- Given problem -
From the entries provided below, copy each line that contains the word "Disagree".
** Start of Recorded data **
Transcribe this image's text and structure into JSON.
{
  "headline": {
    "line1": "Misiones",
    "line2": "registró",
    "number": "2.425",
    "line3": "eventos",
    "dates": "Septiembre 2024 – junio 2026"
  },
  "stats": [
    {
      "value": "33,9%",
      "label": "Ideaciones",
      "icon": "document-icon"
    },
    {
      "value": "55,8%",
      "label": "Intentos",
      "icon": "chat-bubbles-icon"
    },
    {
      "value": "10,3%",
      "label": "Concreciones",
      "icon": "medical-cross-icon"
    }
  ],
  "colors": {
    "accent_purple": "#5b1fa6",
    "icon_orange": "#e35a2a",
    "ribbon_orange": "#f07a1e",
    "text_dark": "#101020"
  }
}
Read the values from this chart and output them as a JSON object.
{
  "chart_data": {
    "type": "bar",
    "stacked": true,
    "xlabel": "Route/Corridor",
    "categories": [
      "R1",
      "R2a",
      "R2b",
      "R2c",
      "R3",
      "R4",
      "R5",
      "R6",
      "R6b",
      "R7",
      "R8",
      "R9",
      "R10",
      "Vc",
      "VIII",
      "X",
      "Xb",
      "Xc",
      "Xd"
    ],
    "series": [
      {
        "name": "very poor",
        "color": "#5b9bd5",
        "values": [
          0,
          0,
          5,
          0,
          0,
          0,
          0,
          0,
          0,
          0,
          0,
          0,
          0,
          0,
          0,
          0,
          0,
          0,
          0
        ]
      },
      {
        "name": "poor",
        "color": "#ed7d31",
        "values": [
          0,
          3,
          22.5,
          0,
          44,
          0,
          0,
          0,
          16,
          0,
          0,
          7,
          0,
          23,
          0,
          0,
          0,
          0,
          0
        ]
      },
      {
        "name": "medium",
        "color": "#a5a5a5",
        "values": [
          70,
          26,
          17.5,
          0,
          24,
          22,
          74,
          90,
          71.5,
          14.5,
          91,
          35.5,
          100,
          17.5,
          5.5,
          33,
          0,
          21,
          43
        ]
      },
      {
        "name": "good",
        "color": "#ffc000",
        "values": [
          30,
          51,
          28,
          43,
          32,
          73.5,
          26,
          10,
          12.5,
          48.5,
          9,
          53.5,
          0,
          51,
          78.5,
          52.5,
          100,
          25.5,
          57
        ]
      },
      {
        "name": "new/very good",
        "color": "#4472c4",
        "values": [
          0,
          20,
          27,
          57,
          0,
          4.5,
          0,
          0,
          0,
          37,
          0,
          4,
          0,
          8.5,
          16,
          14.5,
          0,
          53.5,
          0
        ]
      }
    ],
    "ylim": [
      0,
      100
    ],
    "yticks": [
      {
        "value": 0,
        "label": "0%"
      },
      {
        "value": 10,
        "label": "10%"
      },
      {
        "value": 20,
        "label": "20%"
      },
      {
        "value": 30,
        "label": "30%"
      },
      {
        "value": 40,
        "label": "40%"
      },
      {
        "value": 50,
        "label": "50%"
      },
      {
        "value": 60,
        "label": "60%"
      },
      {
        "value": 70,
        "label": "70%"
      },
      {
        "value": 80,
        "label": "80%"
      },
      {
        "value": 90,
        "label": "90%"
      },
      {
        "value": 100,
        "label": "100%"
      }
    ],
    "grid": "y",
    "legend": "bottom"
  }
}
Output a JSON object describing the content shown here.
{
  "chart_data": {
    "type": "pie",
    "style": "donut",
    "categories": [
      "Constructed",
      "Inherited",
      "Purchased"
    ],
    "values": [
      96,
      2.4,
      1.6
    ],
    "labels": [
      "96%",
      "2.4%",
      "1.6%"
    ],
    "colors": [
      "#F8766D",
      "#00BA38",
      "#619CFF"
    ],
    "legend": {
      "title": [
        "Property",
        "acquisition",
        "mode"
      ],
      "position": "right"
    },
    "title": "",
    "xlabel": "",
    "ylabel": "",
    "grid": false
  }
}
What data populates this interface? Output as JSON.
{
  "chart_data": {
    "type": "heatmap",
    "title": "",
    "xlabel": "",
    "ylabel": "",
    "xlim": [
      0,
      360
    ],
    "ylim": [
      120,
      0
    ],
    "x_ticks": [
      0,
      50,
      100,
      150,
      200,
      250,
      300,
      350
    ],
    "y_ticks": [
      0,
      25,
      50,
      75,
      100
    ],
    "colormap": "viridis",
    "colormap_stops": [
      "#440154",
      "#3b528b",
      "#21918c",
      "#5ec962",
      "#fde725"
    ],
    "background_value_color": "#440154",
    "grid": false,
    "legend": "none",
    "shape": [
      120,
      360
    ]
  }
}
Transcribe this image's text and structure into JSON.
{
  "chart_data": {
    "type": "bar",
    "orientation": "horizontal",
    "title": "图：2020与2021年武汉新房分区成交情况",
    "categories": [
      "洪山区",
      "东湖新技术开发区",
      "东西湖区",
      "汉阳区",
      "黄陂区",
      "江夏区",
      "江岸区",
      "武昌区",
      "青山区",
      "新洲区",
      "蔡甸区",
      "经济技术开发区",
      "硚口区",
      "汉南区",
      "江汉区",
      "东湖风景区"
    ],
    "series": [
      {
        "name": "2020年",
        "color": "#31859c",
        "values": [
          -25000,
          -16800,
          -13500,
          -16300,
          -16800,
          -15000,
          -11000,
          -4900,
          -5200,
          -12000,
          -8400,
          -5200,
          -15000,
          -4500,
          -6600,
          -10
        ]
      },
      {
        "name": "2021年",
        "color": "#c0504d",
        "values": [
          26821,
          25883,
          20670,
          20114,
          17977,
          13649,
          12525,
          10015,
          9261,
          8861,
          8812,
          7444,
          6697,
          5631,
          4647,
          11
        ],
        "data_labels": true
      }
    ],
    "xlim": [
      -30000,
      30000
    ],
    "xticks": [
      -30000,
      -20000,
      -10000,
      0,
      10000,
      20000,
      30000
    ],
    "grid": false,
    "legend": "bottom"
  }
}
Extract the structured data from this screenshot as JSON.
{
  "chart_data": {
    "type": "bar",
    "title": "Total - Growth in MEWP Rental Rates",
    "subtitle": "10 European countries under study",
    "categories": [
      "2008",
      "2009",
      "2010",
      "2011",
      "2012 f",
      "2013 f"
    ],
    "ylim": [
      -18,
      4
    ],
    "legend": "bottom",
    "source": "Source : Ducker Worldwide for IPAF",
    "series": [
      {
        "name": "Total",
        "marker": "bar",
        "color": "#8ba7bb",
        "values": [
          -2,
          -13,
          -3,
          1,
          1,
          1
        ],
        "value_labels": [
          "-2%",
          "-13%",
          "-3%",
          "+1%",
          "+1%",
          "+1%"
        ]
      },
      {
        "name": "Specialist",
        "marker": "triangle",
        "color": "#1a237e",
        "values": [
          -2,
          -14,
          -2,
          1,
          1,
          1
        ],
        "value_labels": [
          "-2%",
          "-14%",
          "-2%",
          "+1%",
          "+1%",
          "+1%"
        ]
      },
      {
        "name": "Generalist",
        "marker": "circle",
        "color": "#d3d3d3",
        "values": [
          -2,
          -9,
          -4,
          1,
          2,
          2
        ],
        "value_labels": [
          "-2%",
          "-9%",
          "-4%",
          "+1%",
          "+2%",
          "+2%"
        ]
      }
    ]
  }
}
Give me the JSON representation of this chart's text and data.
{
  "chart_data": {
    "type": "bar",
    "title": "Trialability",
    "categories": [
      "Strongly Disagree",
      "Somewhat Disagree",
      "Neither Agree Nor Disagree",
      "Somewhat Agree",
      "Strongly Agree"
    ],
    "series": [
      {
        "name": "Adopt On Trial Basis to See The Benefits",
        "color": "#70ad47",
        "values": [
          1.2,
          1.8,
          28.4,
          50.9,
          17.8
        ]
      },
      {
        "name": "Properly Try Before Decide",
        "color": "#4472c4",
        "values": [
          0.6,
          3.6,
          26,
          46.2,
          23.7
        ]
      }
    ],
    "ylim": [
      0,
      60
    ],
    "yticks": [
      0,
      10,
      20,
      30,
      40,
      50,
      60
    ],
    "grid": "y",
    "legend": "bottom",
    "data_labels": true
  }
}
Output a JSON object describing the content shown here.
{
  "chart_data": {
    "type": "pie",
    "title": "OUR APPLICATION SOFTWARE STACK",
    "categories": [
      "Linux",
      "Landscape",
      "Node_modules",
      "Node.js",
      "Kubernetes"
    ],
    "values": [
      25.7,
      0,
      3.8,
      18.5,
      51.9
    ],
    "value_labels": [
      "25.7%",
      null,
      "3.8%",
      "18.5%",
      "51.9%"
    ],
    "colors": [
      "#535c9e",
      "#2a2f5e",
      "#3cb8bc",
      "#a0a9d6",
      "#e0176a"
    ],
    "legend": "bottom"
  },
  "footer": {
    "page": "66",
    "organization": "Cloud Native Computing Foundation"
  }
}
** End of Recorded data **
- Problem solution -
      "Strongly Disagree",
      "Somewhat Disagree",
      "Neither Agree Nor Disagree",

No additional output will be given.